OBJECTIVE
Would you retype all of these records exactly?

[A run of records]
* Begin *

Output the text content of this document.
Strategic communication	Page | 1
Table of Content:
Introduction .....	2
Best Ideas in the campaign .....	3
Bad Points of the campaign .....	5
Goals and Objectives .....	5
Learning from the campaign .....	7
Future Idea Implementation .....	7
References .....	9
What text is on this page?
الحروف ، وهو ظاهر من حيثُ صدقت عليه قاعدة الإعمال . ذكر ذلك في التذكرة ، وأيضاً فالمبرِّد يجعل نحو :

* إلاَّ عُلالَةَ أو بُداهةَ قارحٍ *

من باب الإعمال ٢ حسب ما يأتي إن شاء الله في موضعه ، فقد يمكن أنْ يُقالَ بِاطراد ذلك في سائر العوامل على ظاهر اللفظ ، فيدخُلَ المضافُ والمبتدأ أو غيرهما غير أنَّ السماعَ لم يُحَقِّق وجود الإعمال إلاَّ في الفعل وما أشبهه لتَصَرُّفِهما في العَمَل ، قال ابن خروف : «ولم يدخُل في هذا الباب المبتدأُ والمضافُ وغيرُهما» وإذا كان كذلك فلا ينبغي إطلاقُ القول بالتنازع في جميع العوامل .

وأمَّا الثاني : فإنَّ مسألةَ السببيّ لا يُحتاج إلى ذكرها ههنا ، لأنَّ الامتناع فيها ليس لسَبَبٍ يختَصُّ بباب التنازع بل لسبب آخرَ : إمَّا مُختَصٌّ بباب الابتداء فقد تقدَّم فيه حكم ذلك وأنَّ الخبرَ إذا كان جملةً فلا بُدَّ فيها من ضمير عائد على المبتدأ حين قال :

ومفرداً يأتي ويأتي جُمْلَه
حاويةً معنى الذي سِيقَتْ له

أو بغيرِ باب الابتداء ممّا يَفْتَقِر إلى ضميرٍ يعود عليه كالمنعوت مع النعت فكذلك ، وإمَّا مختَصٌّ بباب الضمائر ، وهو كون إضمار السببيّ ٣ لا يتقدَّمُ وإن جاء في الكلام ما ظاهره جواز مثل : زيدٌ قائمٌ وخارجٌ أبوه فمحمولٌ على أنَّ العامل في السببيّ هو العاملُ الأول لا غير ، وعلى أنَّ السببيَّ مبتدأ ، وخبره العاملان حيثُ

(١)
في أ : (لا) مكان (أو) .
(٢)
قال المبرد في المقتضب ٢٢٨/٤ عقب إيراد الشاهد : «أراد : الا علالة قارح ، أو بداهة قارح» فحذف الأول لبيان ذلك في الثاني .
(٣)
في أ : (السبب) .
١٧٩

* End *

FULL OUTPUT
Output the text content of this document.
Strategic communication	Page | 1
Table of Content:
Introduction .....	2
Best Ideas in the campaign .....	3
Bad Points of the campaign .....	5
Goals and Objectives .....	5
Learning from the campaign .....	7
Future Idea Implementation .....	7
References .....	9
What text is on this page?
الحروف ، وهو ظاهر من حيثُ صدقت عليه قاعدة الإعمال . ذكر ذلك في التذكرة ، وأيضاً فالمبرِّد يجعل نحو :

* إلاَّ عُلالَةَ أو بُداهةَ قارحٍ *

من باب الإعمال ٢ حسب ما يأتي إن شاء الله في موضعه ، فقد يمكن أنْ يُقالَ بِاطراد ذلك في سائر العوامل على ظاهر اللفظ ، فيدخُلَ المضافُ والمبتدأ أو غيرهما غير أنَّ السماعَ لم يُحَقِّق وجود الإعمال إلاَّ في الفعل وما أشبهه لتَصَرُّفِهما في العَمَل ، قال ابن خروف : «ولم يدخُل في هذا الباب المبتدأُ والمضافُ وغيرُهما» وإذا كان كذلك فلا ينبغي إطلاقُ القول بالتنازع في جميع العوامل .

وأمَّا الثاني : فإنَّ مسألةَ السببيّ لا يُحتاج إلى ذكرها ههنا ، لأنَّ الامتناع فيها ليس لسَبَبٍ يختَصُّ بباب التنازع بل لسبب آخرَ : إمَّا مُختَصٌّ بباب الابتداء فقد تقدَّم فيه حكم ذلك وأنَّ الخبرَ إذا كان جملةً فلا بُدَّ فيها من ضمير عائد على المبتدأ حين قال :

ومفرداً يأتي ويأتي جُمْلَه
حاويةً معنى الذي سِيقَتْ له

أو بغيرِ باب الابتداء ممّا يَفْتَقِر إلى ضميرٍ يعود عليه كالمنعوت مع النعت فكذلك ، وإمَّا مختَصٌّ بباب الضمائر ، وهو كون إضمار السببيّ ٣ لا يتقدَّمُ وإن جاء في الكلام ما ظاهره جواز مثل : زيدٌ قائمٌ وخارجٌ أبوه فمحمولٌ على أنَّ العامل في السببيّ هو العاملُ الأول لا غير ، وعلى أنَّ السببيَّ مبتدأ ، وخبره العاملان حيثُ

(١)
في أ : (لا) مكان (أو) .
(٢)
قال المبرد في المقتضب ٢٢٨/٤ عقب إيراد الشاهد : «أراد : الا علالة قارح ، أو بداهة قارح» فحذف الأول لبيان ذلك في الثاني .
(٣)
في أ : (السبب) .
١٧٩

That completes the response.